#### CHALLENGE
Within the listing below, locate all lines containing the word "page". Copy each one.

#### DATA FOR PROCESSING
__________________________________________________

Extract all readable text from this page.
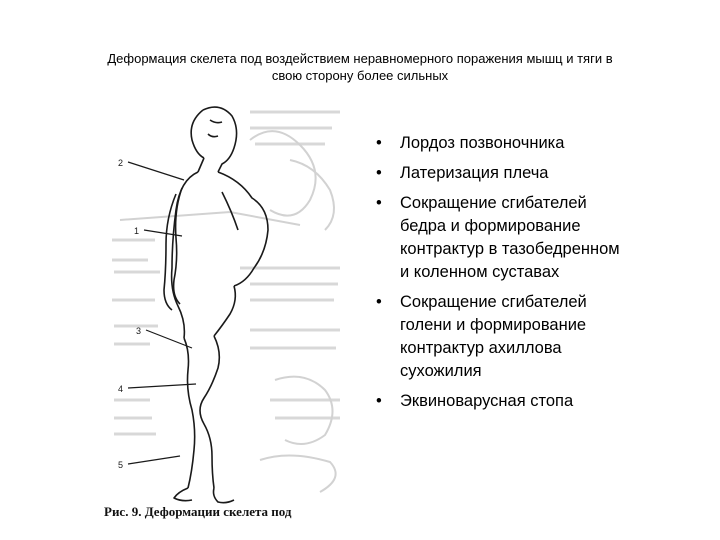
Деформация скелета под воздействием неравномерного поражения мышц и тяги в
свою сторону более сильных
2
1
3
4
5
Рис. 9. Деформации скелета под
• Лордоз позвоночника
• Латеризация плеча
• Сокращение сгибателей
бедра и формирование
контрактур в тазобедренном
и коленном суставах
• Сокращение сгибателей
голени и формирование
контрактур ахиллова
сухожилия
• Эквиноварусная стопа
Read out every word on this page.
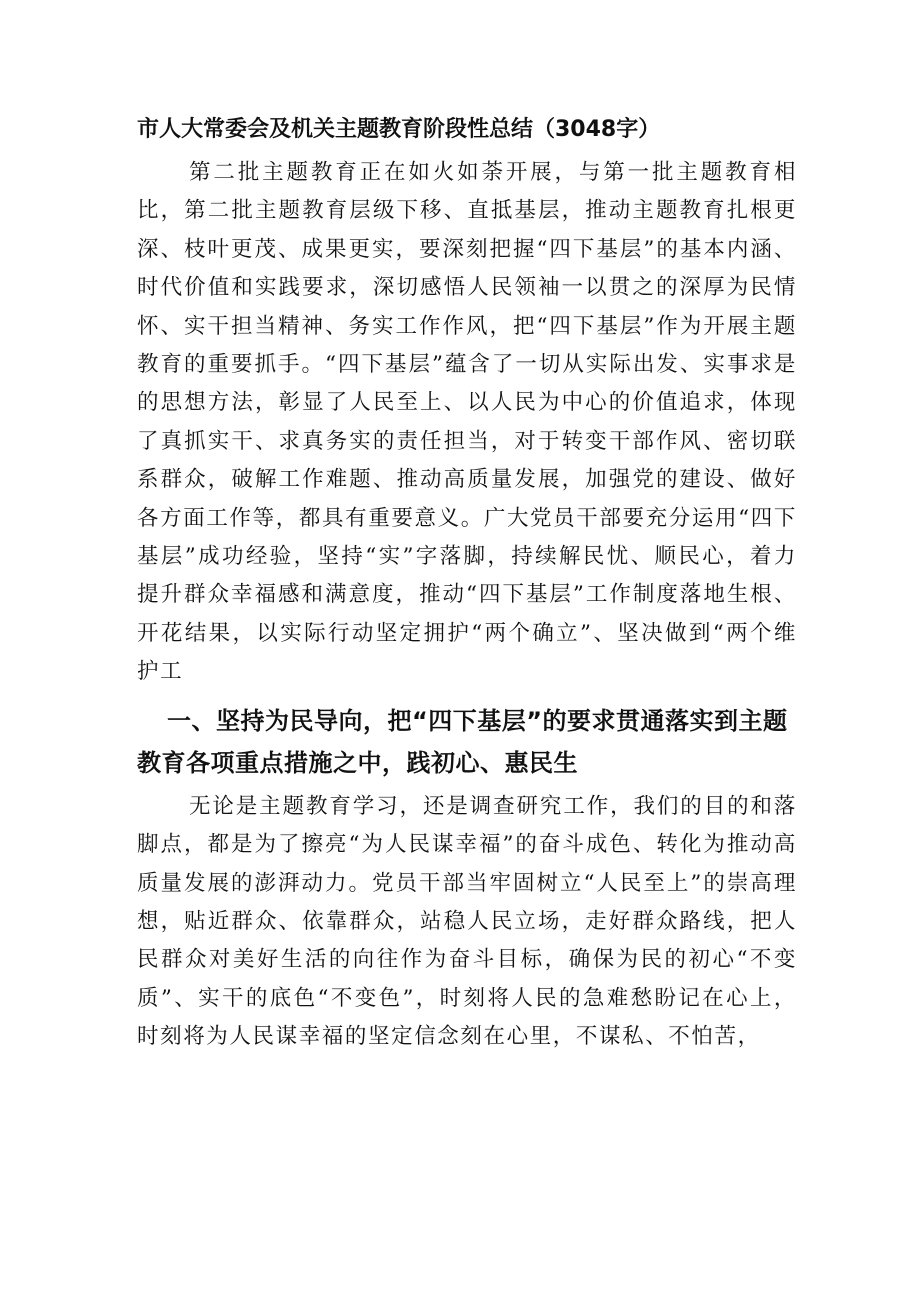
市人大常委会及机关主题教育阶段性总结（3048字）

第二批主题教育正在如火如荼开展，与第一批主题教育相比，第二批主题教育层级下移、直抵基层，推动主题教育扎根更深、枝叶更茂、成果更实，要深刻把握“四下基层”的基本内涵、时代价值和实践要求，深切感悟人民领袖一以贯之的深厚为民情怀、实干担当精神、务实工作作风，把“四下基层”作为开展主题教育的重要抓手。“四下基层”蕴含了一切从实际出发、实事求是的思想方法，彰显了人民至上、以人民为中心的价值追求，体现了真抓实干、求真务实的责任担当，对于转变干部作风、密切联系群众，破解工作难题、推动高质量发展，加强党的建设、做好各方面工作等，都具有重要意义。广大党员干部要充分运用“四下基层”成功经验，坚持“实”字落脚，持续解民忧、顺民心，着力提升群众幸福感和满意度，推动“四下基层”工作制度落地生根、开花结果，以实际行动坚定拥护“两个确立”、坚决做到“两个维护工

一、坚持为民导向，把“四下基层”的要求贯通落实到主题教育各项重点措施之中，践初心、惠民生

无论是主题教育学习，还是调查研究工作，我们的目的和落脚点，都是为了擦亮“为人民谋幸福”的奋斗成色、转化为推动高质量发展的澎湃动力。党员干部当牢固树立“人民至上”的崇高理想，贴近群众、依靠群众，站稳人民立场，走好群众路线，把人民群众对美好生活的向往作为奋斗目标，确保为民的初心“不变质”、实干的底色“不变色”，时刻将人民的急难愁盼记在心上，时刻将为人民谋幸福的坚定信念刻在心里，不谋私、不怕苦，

__________________________________________________

#### CORRECT ANSWER
Extract all readable text from this page.
Read out every word on this page.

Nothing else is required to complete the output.